■ What to work on
Write only the number of lines holding the string "upper".

■ Stored records
◇ ◇ ◇ ◇ ◇ ◇ ◇
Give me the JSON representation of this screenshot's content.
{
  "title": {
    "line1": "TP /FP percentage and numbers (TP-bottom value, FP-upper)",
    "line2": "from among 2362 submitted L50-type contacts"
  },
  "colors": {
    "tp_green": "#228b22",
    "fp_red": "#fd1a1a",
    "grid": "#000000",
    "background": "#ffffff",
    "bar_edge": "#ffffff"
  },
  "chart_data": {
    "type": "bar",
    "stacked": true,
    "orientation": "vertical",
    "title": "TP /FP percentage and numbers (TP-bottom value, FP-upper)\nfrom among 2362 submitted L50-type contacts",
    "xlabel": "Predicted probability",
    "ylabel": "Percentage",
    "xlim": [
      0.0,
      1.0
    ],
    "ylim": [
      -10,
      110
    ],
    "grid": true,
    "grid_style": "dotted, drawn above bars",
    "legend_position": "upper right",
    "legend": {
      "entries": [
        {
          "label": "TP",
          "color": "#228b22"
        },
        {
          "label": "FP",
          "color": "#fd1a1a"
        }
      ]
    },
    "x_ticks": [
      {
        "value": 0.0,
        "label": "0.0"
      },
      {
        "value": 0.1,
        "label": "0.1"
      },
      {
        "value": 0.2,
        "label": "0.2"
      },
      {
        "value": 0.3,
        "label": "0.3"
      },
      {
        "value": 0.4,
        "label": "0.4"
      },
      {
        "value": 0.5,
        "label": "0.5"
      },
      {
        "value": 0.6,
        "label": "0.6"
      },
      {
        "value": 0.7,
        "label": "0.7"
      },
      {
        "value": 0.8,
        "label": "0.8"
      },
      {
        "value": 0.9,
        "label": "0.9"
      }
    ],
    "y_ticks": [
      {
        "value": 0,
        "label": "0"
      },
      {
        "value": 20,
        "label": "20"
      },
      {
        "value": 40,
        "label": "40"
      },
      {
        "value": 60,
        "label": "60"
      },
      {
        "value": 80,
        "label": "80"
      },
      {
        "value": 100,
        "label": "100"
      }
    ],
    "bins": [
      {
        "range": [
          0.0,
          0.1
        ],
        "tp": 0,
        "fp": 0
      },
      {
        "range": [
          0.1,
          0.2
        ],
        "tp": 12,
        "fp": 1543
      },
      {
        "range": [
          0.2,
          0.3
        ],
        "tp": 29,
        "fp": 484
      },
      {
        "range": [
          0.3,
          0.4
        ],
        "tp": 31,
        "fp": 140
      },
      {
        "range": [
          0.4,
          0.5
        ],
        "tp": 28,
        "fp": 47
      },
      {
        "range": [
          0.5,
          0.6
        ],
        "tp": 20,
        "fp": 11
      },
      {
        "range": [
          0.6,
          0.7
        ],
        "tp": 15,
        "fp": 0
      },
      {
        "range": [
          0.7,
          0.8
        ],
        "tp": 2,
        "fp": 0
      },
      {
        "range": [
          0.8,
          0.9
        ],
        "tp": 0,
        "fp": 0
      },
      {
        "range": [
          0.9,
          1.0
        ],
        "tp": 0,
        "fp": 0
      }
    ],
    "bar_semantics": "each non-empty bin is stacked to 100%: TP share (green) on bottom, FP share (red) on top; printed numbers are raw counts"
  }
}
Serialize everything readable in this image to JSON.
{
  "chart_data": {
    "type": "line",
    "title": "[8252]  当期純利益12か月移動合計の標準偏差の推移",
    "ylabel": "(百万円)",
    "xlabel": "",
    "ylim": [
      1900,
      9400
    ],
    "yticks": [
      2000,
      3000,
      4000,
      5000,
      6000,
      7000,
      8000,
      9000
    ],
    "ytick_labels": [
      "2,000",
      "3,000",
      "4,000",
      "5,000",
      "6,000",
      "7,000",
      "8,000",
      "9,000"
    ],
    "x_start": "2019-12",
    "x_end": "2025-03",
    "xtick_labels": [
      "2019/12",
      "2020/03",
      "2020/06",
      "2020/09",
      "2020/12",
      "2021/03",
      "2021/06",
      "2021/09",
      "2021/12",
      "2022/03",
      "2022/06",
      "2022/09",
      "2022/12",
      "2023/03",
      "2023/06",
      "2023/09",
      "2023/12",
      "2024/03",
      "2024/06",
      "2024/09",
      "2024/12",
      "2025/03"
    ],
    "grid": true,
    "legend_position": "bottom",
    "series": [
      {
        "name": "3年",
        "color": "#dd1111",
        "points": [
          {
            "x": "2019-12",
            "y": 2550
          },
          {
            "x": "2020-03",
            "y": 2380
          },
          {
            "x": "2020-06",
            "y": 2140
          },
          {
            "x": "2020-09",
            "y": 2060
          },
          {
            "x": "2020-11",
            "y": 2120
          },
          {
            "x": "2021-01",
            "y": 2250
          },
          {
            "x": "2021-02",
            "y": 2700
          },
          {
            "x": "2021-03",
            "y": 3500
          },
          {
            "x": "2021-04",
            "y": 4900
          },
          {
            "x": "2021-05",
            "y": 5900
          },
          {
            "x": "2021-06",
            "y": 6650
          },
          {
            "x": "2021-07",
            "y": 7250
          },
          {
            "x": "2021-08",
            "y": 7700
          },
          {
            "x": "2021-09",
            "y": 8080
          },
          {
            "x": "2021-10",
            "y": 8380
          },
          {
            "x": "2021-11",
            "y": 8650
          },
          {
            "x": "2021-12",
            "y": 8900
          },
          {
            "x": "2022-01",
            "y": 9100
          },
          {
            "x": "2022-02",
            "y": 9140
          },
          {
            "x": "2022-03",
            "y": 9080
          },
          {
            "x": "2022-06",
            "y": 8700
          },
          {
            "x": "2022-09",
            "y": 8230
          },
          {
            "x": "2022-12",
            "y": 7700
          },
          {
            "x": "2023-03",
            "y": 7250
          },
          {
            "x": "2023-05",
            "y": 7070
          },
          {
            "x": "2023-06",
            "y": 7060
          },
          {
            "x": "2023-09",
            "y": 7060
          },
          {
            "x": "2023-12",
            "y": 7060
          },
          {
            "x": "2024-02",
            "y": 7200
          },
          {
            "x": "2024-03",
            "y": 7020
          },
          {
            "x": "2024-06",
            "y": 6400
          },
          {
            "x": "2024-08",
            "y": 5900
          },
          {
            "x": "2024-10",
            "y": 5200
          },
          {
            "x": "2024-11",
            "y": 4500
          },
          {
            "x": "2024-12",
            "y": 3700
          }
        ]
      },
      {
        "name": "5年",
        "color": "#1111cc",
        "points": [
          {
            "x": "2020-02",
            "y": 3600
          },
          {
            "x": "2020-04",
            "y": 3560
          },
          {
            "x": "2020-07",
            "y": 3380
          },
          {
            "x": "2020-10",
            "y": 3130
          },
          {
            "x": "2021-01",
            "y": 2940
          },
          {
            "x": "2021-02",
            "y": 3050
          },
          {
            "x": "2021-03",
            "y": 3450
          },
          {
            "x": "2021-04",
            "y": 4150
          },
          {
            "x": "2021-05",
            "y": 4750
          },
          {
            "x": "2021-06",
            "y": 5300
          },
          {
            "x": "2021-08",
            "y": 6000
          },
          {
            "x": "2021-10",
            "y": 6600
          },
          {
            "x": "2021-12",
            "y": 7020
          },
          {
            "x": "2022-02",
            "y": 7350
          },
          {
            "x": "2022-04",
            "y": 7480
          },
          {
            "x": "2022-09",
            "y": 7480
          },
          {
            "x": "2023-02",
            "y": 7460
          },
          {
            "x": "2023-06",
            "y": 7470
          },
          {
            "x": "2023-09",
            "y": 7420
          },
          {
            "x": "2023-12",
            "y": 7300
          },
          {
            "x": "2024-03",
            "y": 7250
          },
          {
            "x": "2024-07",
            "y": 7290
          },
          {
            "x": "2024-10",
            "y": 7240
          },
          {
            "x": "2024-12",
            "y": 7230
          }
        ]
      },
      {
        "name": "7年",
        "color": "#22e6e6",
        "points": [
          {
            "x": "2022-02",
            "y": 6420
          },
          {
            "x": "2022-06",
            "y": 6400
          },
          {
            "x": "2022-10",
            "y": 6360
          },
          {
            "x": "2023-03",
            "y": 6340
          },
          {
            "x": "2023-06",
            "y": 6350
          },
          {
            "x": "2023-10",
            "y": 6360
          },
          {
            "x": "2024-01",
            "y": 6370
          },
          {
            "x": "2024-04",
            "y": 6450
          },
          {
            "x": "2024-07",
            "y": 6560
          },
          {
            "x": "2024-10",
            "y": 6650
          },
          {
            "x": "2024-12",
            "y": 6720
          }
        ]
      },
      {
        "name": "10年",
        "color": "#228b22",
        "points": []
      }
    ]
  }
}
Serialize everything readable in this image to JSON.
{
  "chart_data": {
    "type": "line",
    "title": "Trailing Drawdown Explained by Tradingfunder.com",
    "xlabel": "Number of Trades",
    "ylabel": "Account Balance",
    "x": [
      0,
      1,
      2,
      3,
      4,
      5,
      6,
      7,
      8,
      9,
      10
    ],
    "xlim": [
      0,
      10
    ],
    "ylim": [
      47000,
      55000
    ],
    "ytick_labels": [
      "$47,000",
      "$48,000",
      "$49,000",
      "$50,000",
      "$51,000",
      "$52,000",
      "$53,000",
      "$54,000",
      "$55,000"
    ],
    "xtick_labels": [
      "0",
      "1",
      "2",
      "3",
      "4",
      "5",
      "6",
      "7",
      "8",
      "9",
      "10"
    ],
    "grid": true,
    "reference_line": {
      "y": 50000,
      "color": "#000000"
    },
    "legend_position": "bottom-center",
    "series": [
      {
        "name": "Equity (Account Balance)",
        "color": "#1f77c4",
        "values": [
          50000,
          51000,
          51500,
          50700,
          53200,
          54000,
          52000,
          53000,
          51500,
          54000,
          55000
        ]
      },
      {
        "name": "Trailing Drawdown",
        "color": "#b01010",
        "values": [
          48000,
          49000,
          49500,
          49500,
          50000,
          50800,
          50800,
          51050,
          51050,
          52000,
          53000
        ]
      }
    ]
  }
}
◇ ◇ ◇ ◇ ◇ ◇ ◇
■ Full solution
3